DIRECTIONS FOR THIS TASK –
In the records that follow, locate every line with "installed" and extract it.

EXERCISE INPUTS –
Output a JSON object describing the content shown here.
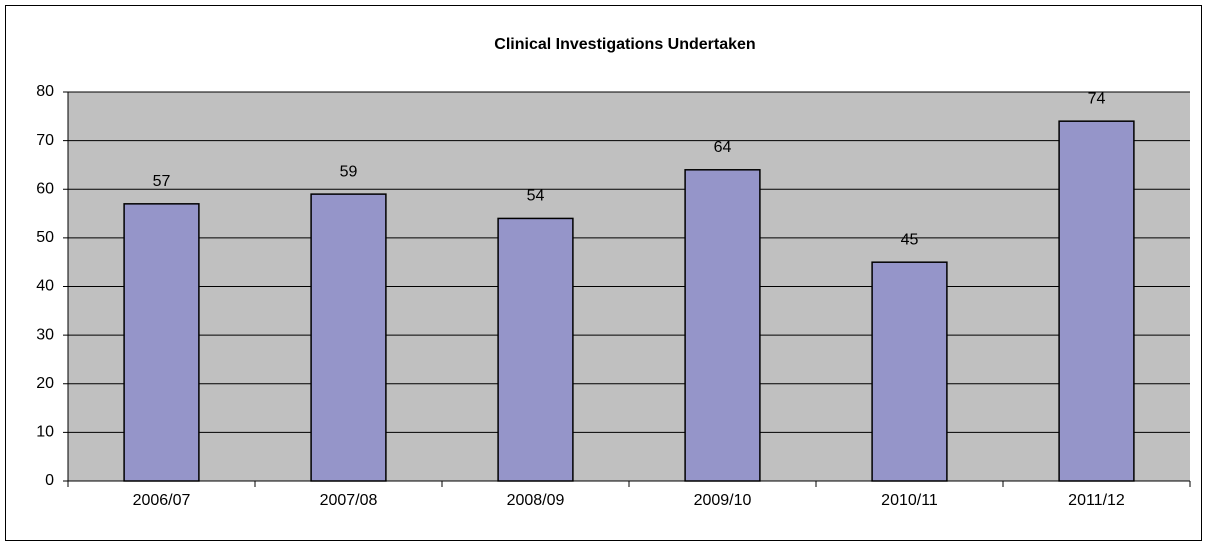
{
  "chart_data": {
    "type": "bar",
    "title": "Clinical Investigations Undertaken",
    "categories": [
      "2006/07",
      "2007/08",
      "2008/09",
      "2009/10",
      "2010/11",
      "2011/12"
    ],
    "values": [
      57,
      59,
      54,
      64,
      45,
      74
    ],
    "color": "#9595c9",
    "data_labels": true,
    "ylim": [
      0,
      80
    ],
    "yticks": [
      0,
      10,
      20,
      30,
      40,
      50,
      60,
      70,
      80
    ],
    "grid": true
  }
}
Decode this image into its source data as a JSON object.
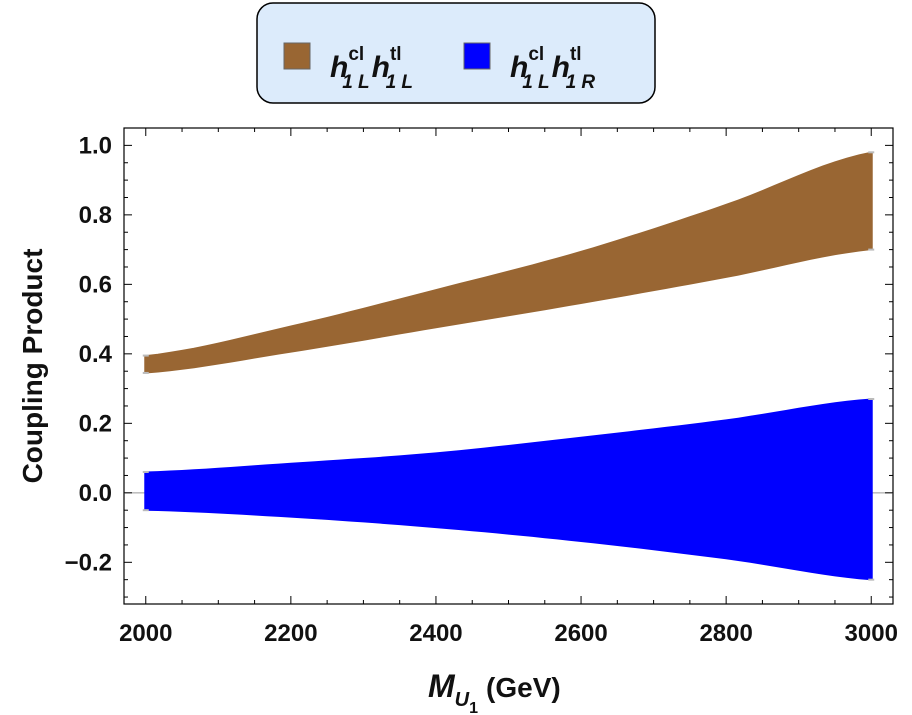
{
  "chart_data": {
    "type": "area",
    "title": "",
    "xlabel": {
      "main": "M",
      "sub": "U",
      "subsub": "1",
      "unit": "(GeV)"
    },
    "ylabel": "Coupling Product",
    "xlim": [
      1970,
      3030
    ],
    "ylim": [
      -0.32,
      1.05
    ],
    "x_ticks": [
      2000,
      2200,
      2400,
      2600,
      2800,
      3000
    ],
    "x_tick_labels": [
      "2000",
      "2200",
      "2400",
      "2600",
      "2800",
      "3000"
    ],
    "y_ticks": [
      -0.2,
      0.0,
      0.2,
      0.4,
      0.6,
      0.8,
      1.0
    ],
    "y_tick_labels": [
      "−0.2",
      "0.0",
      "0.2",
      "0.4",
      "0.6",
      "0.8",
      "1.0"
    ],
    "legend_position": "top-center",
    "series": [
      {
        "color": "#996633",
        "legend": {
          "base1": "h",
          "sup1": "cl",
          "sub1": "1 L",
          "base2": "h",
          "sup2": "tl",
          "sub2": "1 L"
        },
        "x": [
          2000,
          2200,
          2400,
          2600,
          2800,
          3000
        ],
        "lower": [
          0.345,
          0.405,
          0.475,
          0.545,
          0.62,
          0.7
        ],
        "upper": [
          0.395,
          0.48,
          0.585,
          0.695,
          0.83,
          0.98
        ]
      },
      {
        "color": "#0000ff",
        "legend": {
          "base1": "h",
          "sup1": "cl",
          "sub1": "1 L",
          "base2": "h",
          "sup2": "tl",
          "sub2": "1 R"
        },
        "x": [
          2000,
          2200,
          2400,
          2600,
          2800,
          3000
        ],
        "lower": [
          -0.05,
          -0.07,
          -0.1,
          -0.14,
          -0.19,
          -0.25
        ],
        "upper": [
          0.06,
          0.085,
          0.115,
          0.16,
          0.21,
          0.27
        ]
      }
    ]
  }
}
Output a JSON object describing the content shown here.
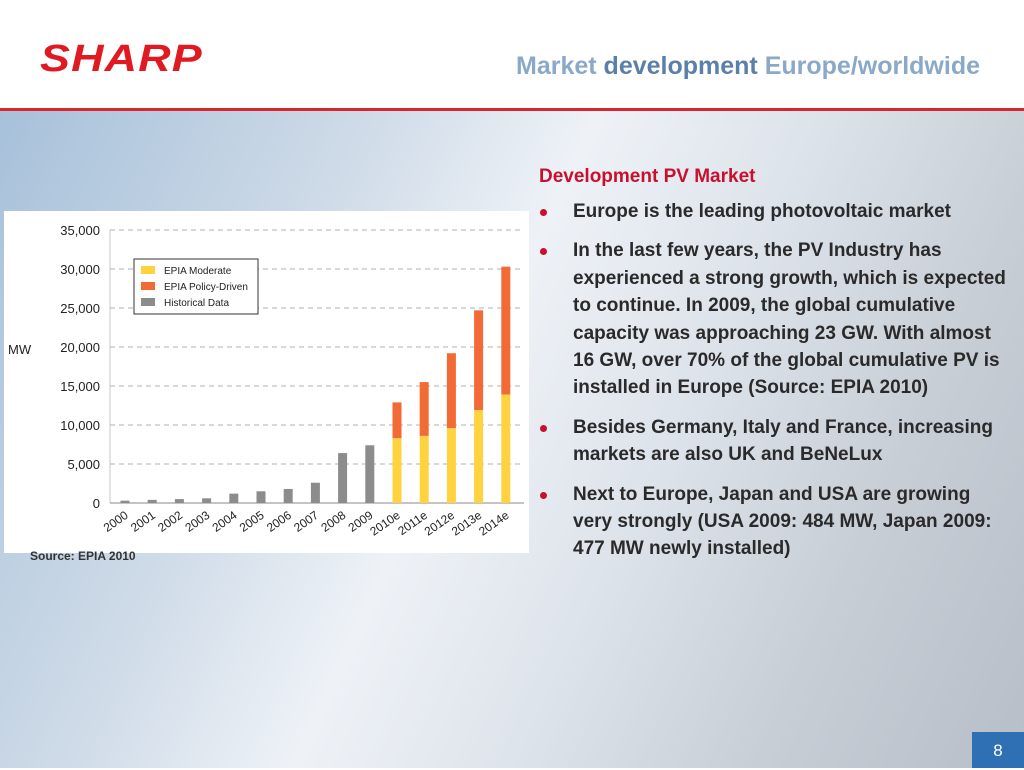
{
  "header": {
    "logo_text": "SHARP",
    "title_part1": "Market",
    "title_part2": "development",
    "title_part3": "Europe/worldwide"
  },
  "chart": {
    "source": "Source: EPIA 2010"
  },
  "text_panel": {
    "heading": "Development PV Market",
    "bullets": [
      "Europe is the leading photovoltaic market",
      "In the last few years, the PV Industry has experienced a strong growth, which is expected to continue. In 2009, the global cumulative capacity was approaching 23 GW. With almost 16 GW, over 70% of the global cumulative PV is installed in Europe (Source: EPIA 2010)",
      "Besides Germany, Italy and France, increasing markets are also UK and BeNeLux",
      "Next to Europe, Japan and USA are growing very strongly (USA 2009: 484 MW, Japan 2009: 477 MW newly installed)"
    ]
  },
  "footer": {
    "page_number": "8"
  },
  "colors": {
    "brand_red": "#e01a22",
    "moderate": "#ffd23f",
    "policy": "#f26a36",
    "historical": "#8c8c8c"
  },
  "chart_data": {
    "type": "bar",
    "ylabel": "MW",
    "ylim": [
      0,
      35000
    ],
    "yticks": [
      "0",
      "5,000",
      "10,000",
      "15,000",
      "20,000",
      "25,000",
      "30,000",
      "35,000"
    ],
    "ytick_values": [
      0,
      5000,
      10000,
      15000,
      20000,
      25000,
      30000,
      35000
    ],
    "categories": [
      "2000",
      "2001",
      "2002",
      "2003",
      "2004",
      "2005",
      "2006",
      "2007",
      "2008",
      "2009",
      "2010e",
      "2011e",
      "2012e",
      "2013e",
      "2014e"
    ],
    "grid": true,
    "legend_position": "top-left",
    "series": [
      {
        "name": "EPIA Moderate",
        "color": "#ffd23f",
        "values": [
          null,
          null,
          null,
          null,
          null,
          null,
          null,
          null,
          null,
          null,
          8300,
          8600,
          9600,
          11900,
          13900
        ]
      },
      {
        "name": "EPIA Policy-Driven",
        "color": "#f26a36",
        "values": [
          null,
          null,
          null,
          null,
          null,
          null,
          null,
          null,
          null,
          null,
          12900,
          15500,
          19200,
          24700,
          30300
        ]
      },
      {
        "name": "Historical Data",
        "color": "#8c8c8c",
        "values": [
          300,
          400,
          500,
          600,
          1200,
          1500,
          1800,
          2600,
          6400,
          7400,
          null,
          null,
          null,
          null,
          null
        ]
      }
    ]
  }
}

COMPLETED EXERCISE –
      "In the last few years, the PV Industry has experienced a strong growth, which is expected to continue. In 2009, the global cumulative capacity was approaching 23 GW. With almost 16 GW, over 70% of the global cumulative PV is installed in Europe (Source: EPIA 2010)",
      "Next to Europe, Japan and USA are growing very strongly (USA 2009: 484 MW, Japan 2009: 477 MW newly installed)"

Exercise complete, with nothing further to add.